WRITTEN TASK: Print the entries below in their entirety, exactly as they are written.

--- BEGIN ---

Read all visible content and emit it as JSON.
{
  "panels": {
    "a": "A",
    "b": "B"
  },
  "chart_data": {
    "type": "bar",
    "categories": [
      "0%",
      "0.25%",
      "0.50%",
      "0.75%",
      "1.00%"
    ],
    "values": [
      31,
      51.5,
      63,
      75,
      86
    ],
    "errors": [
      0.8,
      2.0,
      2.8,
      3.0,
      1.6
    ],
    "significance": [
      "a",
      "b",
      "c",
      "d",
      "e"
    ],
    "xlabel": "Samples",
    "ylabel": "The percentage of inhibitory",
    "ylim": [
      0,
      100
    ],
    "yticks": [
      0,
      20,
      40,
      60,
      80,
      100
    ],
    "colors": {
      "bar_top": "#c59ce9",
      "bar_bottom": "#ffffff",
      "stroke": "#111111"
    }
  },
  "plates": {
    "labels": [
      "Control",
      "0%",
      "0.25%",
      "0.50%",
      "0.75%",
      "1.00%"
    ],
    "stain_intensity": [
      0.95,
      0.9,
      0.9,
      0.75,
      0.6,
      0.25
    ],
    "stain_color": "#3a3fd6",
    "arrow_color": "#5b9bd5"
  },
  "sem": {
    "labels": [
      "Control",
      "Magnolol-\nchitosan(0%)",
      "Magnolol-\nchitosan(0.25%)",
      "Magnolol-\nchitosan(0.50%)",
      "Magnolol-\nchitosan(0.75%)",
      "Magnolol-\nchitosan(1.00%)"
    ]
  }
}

--- END ---

WRITTEN REPLY:
Read all visible content and emit it as JSON.
{
  "panels": {
    "a": "A",
    "b": "B"
  },
  "chart_data": {
    "type": "bar",
    "categories": [
      "0%",
      "0.25%",
      "0.50%",
      "0.75%",
      "1.00%"
    ],
    "values": [
      31,
      51.5,
      63,
      75,
      86
    ],
    "errors": [
      0.8,
      2.0,
      2.8,
      3.0,
      1.6
    ],
    "significance": [
      "a",
      "b",
      "c",
      "d",
      "e"
    ],
    "xlabel": "Samples",
    "ylabel": "The percentage of inhibitory",
    "ylim": [
      0,
      100
    ],
    "yticks": [
      0,
      20,
      40,
      60,
      80,
      100
    ],
    "colors": {
      "bar_top": "#c59ce9",
      "bar_bottom": "#ffffff",
      "stroke": "#111111"
    }
  },
  "plates": {
    "labels": [
      "Control",
      "0%",
      "0.25%",
      "0.50%",
      "0.75%",
      "1.00%"
    ],
    "stain_intensity": [
      0.95,
      0.9,
      0.9,
      0.75,
      0.6,
      0.25
    ],
    "stain_color": "#3a3fd6",
    "arrow_color": "#5b9bd5"
  },
  "sem": {
    "labels": [
      "Control",
      "Magnolol-\nchitosan(0%)",
      "Magnolol-\nchitosan(0.25%)",
      "Magnolol-\nchitosan(0.50%)",
      "Magnolol-\nchitosan(0.75%)",
      "Magnolol-\nchitosan(1.00%)"
    ]
  }
}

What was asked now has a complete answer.